_Task description_
Please give the listing again, word for word, with nothing left out.

_Records provided_
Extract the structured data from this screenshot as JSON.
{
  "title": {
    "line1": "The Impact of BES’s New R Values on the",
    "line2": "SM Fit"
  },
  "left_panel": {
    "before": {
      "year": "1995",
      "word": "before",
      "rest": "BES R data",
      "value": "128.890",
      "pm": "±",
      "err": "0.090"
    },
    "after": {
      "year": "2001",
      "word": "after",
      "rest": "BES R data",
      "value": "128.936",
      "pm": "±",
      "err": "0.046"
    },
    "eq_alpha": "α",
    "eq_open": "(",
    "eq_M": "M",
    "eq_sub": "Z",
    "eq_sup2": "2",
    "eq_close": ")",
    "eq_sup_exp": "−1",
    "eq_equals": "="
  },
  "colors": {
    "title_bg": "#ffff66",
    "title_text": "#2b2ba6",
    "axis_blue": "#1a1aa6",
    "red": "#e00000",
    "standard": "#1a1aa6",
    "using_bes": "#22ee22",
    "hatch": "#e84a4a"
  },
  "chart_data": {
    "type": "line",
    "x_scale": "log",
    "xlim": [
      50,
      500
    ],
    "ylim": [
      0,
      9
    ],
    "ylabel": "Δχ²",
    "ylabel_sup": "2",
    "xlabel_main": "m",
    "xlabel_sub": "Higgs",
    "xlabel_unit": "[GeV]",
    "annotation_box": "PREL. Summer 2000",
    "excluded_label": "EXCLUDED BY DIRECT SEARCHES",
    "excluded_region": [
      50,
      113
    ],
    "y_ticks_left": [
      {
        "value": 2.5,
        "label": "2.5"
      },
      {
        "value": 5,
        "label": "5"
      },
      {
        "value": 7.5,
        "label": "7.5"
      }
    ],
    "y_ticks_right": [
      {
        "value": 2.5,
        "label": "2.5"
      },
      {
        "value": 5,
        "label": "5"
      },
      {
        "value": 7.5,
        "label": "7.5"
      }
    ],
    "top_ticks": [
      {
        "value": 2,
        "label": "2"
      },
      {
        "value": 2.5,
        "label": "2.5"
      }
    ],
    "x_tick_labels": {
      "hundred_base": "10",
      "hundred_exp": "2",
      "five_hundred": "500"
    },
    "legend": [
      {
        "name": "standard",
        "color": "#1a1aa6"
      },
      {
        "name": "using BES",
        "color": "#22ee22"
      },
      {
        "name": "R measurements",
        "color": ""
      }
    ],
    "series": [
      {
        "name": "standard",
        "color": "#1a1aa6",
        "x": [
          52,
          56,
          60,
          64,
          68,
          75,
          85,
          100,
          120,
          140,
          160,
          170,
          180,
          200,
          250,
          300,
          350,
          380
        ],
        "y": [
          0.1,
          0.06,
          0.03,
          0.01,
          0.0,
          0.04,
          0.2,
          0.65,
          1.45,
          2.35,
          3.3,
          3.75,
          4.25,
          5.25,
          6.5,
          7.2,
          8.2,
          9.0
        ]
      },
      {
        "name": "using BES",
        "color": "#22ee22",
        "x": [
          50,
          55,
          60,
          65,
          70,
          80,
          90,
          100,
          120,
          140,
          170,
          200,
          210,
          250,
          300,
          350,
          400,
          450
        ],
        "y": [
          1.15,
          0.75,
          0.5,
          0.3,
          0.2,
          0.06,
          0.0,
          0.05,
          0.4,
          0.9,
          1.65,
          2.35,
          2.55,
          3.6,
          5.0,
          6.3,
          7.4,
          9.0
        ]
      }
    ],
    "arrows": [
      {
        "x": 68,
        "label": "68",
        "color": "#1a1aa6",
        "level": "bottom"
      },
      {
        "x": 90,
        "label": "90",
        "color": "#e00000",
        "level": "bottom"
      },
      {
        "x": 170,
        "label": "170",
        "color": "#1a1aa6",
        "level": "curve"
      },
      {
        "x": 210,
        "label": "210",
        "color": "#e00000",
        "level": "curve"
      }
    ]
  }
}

_Exercise answer_
Extract the structured data from this screenshot as JSON.
{
  "title": {
    "line1": "The Impact of BES’s New R Values on the",
    "line2": "SM Fit"
  },
  "left_panel": {
    "before": {
      "year": "1995",
      "word": "before",
      "rest": "BES R data",
      "value": "128.890",
      "pm": "±",
      "err": "0.090"
    },
    "after": {
      "year": "2001",
      "word": "after",
      "rest": "BES R data",
      "value": "128.936",
      "pm": "±",
      "err": "0.046"
    },
    "eq_alpha": "α",
    "eq_open": "(",
    "eq_M": "M",
    "eq_sub": "Z",
    "eq_sup2": "2",
    "eq_close": ")",
    "eq_sup_exp": "−1",
    "eq_equals": "="
  },
  "colors": {
    "title_bg": "#ffff66",
    "title_text": "#2b2ba6",
    "axis_blue": "#1a1aa6",
    "red": "#e00000",
    "standard": "#1a1aa6",
    "using_bes": "#22ee22",
    "hatch": "#e84a4a"
  },
  "chart_data": {
    "type": "line",
    "x_scale": "log",
    "xlim": [
      50,
      500
    ],
    "ylim": [
      0,
      9
    ],
    "ylabel": "Δχ²",
    "ylabel_sup": "2",
    "xlabel_main": "m",
    "xlabel_sub": "Higgs",
    "xlabel_unit": "[GeV]",
    "annotation_box": "PREL. Summer 2000",
    "excluded_label": "EXCLUDED BY DIRECT SEARCHES",
    "excluded_region": [
      50,
      113
    ],
    "y_ticks_left": [
      {
        "value": 2.5,
        "label": "2.5"
      },
      {
        "value": 5,
        "label": "5"
      },
      {
        "value": 7.5,
        "label": "7.5"
      }
    ],
    "y_ticks_right": [
      {
        "value": 2.5,
        "label": "2.5"
      },
      {
        "value": 5,
        "label": "5"
      },
      {
        "value": 7.5,
        "label": "7.5"
      }
    ],
    "top_ticks": [
      {
        "value": 2,
        "label": "2"
      },
      {
        "value": 2.5,
        "label": "2.5"
      }
    ],
    "x_tick_labels": {
      "hundred_base": "10",
      "hundred_exp": "2",
      "five_hundred": "500"
    },
    "legend": [
      {
        "name": "standard",
        "color": "#1a1aa6"
      },
      {
        "name": "using BES",
        "color": "#22ee22"
      },
      {
        "name": "R measurements",
        "color": ""
      }
    ],
    "series": [
      {
        "name": "standard",
        "color": "#1a1aa6",
        "x": [
          52,
          56,
          60,
          64,
          68,
          75,
          85,
          100,
          120,
          140,
          160,
          170,
          180,
          200,
          250,
          300,
          350,
          380
        ],
        "y": [
          0.1,
          0.06,
          0.03,
          0.01,
          0.0,
          0.04,
          0.2,
          0.65,
          1.45,
          2.35,
          3.3,
          3.75,
          4.25,
          5.25,
          6.5,
          7.2,
          8.2,
          9.0
        ]
      },
      {
        "name": "using BES",
        "color": "#22ee22",
        "x": [
          50,
          55,
          60,
          65,
          70,
          80,
          90,
          100,
          120,
          140,
          170,
          200,
          210,
          250,
          300,
          350,
          400,
          450
        ],
        "y": [
          1.15,
          0.75,
          0.5,
          0.3,
          0.2,
          0.06,
          0.0,
          0.05,
          0.4,
          0.9,
          1.65,
          2.35,
          2.55,
          3.6,
          5.0,
          6.3,
          7.4,
          9.0
        ]
      }
    ],
    "arrows": [
      {
        "x": 68,
        "label": "68",
        "color": "#1a1aa6",
        "level": "bottom"
      },
      {
        "x": 90,
        "label": "90",
        "color": "#e00000",
        "level": "bottom"
      },
      {
        "x": 170,
        "label": "170",
        "color": "#1a1aa6",
        "level": "curve"
      },
      {
        "x": 210,
        "label": "210",
        "color": "#e00000",
        "level": "curve"
      }
    ]
  }
}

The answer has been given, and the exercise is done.